Every line that contains the word "Contour" should be copied out.

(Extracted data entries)

○ ○ ○ ○

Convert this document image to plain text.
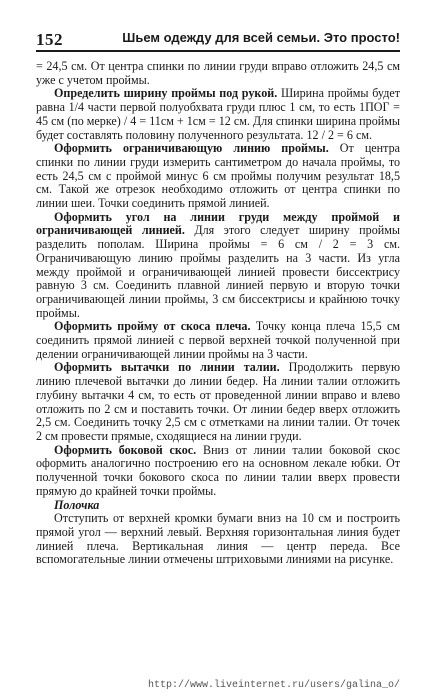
152	Шьем одежду для всей семьи. Это просто!

= 24,5 см. От центра спинки по линии груди вправо отложить 24,5 см уже с учетом проймы.

Определить ширину проймы под рукой. Ширина проймы будет равна 1/4 части первой полуобхвата груди плюс 1 см, то есть 1ПОГ = 45 см (по мерке) / 4 = 11см + 1см = 12 см. Для спинки ширина проймы будет составлять половину полученного результата. 12 / 2 = 6 см.

Оформить ограничивающую линию проймы. От центра спинки по линии груди измерить сантиметром до начала проймы, то есть 24,5 см с проймой минус 6 см проймы получим результат 18,5 см. Такой же отрезок необходимо отложить от центра спинки по линии шеи. Точки соединить прямой линией.

Оформить угол на линии груди между проймой и ограничивающей линией. Для этого следует ширину проймы разделить пополам. Ширина проймы = 6 см / 2 = 3 см. Ограничивающую линию проймы разделить на 3 части. Из угла между проймой и ограничивающей линией провести биссектрису равную 3 см. Соединить плавной линией первую и вторую точки ограничивающей линии проймы, 3 см биссектрисы и крайнюю точку проймы.

Оформить пройму от скоса плеча. Точку конца плеча 15,5 см соединить прямой линией с первой верхней точкой полученной при делении ограничивающей линии проймы на 3 части.

Оформить вытачки по линии талии. Продолжить первую линию плечевой вытачки до линии бедер. На линии талии отложить глубину вытачки 4 см, то есть от проведенной линии вправо и влево отложить по 2 см и поставить точки. От линии бедер вверх отложить 2,5 см. Соединить точку 2,5 см с отметками на линии талии. От точек 2 см провести прямые, сходящиеся на линии груди.

Оформить боковой скос. Вниз от линии талии боковой скос оформить аналогично построению его на основном лекале юбки. От полученной точки бокового скоса по линии талии вверх провести прямую до крайней точки проймы.

Полочка

Отступить от верхней кромки бумаги вниз на 10 см и построить прямой угол — верхний левый. Верхняя горизонтальная линия будет линией плеча. Вертикальная линия — центр переда. Все вспомогательные линии отмечены штриховыми линиями на рисунке.

http://www.liveinternet.ru/users/galina_o/
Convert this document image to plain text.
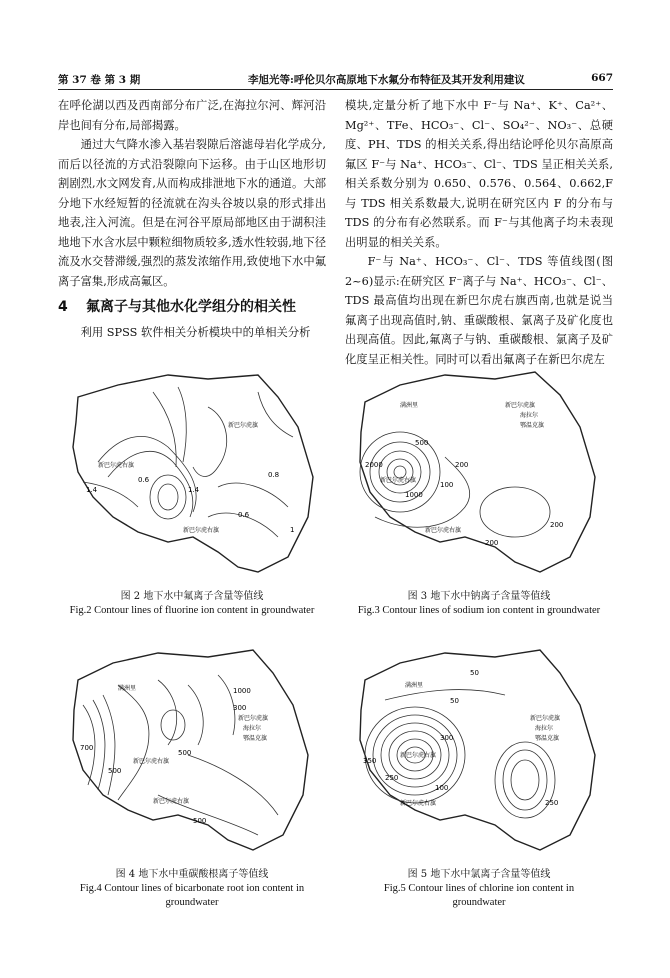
第 37 卷 第 3 期	李旭光等:呼伦贝尔高原地下水氟分布特征及其开发利用建议	667

在呼伦湖以西及西南部分布广泛,在海拉尔河、辉河沿岸也间有分布,局部揭露。

通过大气降水渗入基岩裂隙后溶滤母岩化学成分,而后以径流的方式沿裂隙向下运移。由于山区地形切割剧烈,水文网发育,从而构成排泄地下水的通道。大部分地下水经短暂的径流就在沟头谷坡以泉的形式排出地表,注入河流。但是在河谷平原局部地区由于湖积洼地地下水含水层中颗粒细物质较多,透水性较弱,地下径流及水交替滞缓,强烈的蒸发浓缩作用,致使地下水中氟离子富集,形成高氟区。

4 氟离子与其他水化学组分的相关性

利用 SPSS 软件相关分析模块中的单相关分析

模块,定量分析了地下水中 F⁻与 Na⁺、K⁺、Ca²⁺、Mg²⁺、TFe、HCO₃⁻、Cl⁻、SO₄²⁻、NO₃⁻、总硬度、PH、TDS 的相关关系,得出结论呼伦贝尔高原高氟区 F⁻与 Na⁺、HCO₃⁻、Cl⁻、TDS 呈正相关关系,相关系数分别为 0.650、0.576、0.564、0.662,F 与 TDS 相关系数最大,说明在研究区内 F 的分布与 TDS 的分布有必然联系。而 F⁻与其他离子均未表现出明显的相关关系。

F⁻与 Na⁺、HCO₃⁻、Cl⁻、TDS 等值线图(图 2~6)显示:在研究区 F⁻离子与 Na⁺、HCO₃⁻、Cl⁻、TDS 最高值均出现在新巴尔虎右旗西南,也就是说当氟离子出现高值时,钠、重碳酸根、氯离子及矿化度也出现高值。因此,氟离子与钠、重碳酸根、氯离子及矿化度呈正相关性。同时可以看出氟离子在新巴尔虎左

新巴尔虎旗
新巴尔虎右旗
新巴尔虎右旗
1.4
0.6
0.8
0.6
1.4
1
图 2 地下水中氟离子含量等值线
Fig.2 Contour lines of fluorine ion content in groundwater
满洲里	新巴尔虎旗
海拉尔
鄂温克旗
新巴尔虎右旗
新巴尔虎右旗
2000
500
200
100
1000
200
200
图 3 地下水中钠离子含量等值线
Fig.3 Contour lines of sodium ion content in groundwater
满洲里
新巴尔虎旗
海拉尔
鄂温克旗
新巴尔虎右旗
新巴尔虎右旗
700
500
1000
300
500
500
图 4 地下水中重碳酸根离子等值线
Fig.4 Contour lines of bicarbonate root ion content in
groundwater
满洲里
新巴尔虎旗
海拉尔
鄂温克旗
新巴尔虎右旗
新巴尔虎右旗
50
350
300
250
100
250
50
图 5 地下水中氯离子含量等值线
Fig.5 Contour lines of chlorine ion content in
groundwater
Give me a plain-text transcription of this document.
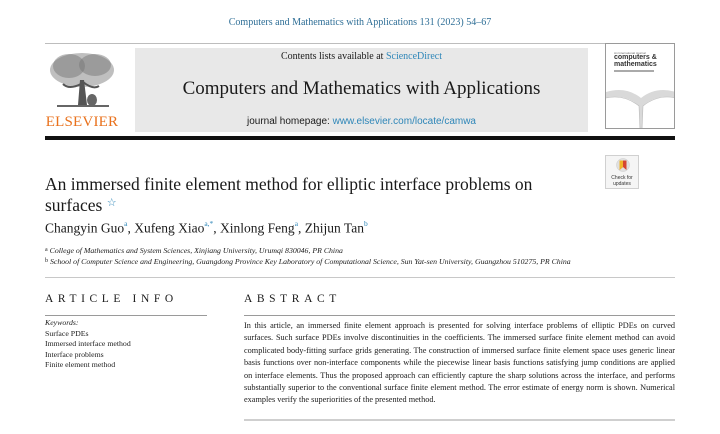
Computers and Mathematics with Applications 131 (2023) 54–67
ELSEVIER
Contents lists available at ScienceDirect
Computers and Mathematics with Applications
journal homepage: www.elsevier.com/locate/camwa
An International Journal
computers &
mathematics
An immersed finite element method for elliptic interface problems on surfaces ☆
Check for
updates
Changyin Guo$^a$, Xufeng Xiao$^{a,*}$, Xinlong Feng$^a$, Zhijun Tan$^b$
$^a$ College of Mathematics and System Sciences, Xinjiang University, Urumqi 830046, PR China
$^b$ School of Computer Science and Engineering, Guangdong Province Key Laboratory of Computational Science, Sun Yat-sen University, Guangzhou 510275, PR China
ARTICLE INFO	ABSTRACT
Keywords:
Surface PDEs
Immersed interface method
Interface problems
Finite element method
In this article, an immersed finite element approach is presented for solving interface problems of elliptic PDEs on curved surfaces. Such surface PDEs involve discontinuities in the coefficients. The immersed surface finite element method can avoid complicated body-fitting surface grids generating. The construction of immersed surface finite element space uses generic linear basis functions over non-interface components while the piecewise linear basis functions satisfying jump conditions are applied on interface elements. Thus the proposed approach can efficiently capture the sharp solutions across the interface, and performs substantially superior to the conventional surface finite element method. The error estimate of energy norm is shown. Numerical examples verify the superiorities of the presented method.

○ ○ ○ ○

→ **Written response**
Fig.2 Contour lines of fluorine ion content in groundwater
Fig.3 Contour lines of sodium ion content in groundwater
Fig.4 Contour lines of bicarbonate root ion content in
Fig.5 Contour lines of chlorine ion content in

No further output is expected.